Work to do »
Copy the data below exactly.

Records »
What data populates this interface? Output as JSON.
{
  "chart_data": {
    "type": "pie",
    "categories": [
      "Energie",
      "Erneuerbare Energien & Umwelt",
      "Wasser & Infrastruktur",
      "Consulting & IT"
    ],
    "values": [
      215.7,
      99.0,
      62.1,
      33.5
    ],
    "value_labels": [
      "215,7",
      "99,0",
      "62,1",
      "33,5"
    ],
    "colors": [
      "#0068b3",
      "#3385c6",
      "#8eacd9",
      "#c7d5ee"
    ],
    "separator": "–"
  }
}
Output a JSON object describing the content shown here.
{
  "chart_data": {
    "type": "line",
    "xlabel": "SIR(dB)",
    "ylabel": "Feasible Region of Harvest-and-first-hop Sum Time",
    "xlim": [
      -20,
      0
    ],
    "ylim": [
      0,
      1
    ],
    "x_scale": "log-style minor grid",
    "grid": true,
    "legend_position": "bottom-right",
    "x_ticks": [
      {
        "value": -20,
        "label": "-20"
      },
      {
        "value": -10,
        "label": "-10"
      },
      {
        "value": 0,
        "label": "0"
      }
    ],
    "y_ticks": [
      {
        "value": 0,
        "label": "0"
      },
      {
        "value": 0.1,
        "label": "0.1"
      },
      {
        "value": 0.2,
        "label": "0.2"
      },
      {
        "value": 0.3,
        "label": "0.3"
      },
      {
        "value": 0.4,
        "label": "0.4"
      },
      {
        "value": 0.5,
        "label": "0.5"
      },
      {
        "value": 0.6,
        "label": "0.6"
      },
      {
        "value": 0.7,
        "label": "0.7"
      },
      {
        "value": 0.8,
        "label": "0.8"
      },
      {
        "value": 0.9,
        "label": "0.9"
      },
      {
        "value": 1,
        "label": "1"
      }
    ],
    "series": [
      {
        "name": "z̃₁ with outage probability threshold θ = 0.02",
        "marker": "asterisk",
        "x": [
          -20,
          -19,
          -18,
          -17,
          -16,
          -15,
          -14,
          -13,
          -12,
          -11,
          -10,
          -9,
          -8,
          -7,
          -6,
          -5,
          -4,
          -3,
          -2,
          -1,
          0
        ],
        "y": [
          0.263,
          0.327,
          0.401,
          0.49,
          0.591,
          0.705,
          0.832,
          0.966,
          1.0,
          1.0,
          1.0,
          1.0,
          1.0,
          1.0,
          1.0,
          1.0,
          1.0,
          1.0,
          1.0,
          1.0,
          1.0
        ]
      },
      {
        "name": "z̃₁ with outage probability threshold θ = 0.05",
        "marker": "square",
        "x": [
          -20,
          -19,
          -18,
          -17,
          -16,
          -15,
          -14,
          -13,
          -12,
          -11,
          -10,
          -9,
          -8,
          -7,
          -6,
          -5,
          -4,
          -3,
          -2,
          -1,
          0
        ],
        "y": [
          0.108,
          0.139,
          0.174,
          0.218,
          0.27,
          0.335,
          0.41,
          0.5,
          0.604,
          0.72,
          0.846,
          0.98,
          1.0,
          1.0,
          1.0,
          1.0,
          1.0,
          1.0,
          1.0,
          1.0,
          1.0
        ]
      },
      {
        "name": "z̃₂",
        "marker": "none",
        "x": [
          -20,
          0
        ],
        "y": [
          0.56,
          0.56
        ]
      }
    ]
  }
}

In response »
What data populates this interface? Output as JSON.
{
  "chart_data": {
    "type": "pie",
    "categories": [
      "Energie",
      "Erneuerbare Energien & Umwelt",
      "Wasser & Infrastruktur",
      "Consulting & IT"
    ],
    "values": [
      215.7,
      99.0,
      62.1,
      33.5
    ],
    "value_labels": [
      "215,7",
      "99,0",
      "62,1",
      "33,5"
    ],
    "colors": [
      "#0068b3",
      "#3385c6",
      "#8eacd9",
      "#c7d5ee"
    ],
    "separator": "–"
  }
}
Output a JSON object describing the content shown here.
{
  "chart_data": {
    "type": "line",
    "xlabel": "SIR(dB)",
    "ylabel": "Feasible Region of Harvest-and-first-hop Sum Time",
    "xlim": [
      -20,
      0
    ],
    "ylim": [
      0,
      1
    ],
    "x_scale": "log-style minor grid",
    "grid": true,
    "legend_position": "bottom-right",
    "x_ticks": [
      {
        "value": -20,
        "label": "-20"
      },
      {
        "value": -10,
        "label": "-10"
      },
      {
        "value": 0,
        "label": "0"
      }
    ],
    "y_ticks": [
      {
        "value": 0,
        "label": "0"
      },
      {
        "value": 0.1,
        "label": "0.1"
      },
      {
        "value": 0.2,
        "label": "0.2"
      },
      {
        "value": 0.3,
        "label": "0.3"
      },
      {
        "value": 0.4,
        "label": "0.4"
      },
      {
        "value": 0.5,
        "label": "0.5"
      },
      {
        "value": 0.6,
        "label": "0.6"
      },
      {
        "value": 0.7,
        "label": "0.7"
      },
      {
        "value": 0.8,
        "label": "0.8"
      },
      {
        "value": 0.9,
        "label": "0.9"
      },
      {
        "value": 1,
        "label": "1"
      }
    ],
    "series": [
      {
        "name": "z̃₁ with outage probability threshold θ = 0.02",
        "marker": "asterisk",
        "x": [
          -20,
          -19,
          -18,
          -17,
          -16,
          -15,
          -14,
          -13,
          -12,
          -11,
          -10,
          -9,
          -8,
          -7,
          -6,
          -5,
          -4,
          -3,
          -2,
          -1,
          0
        ],
        "y": [
          0.263,
          0.327,
          0.401,
          0.49,
          0.591,
          0.705,
          0.832,
          0.966,
          1.0,
          1.0,
          1.0,
          1.0,
          1.0,
          1.0,
          1.0,
          1.0,
          1.0,
          1.0,
          1.0,
          1.0,
          1.0
        ]
      },
      {
        "name": "z̃₁ with outage probability threshold θ = 0.05",
        "marker": "square",
        "x": [
          -20,
          -19,
          -18,
          -17,
          -16,
          -15,
          -14,
          -13,
          -12,
          -11,
          -10,
          -9,
          -8,
          -7,
          -6,
          -5,
          -4,
          -3,
          -2,
          -1,
          0
        ],
        "y": [
          0.108,
          0.139,
          0.174,
          0.218,
          0.27,
          0.335,
          0.41,
          0.5,
          0.604,
          0.72,
          0.846,
          0.98,
          1.0,
          1.0,
          1.0,
          1.0,
          1.0,
          1.0,
          1.0,
          1.0,
          1.0
        ]
      },
      {
        "name": "z̃₂",
        "marker": "none",
        "x": [
          -20,
          0
        ],
        "y": [
          0.56,
          0.56
        ]
      }
    ]
  }
}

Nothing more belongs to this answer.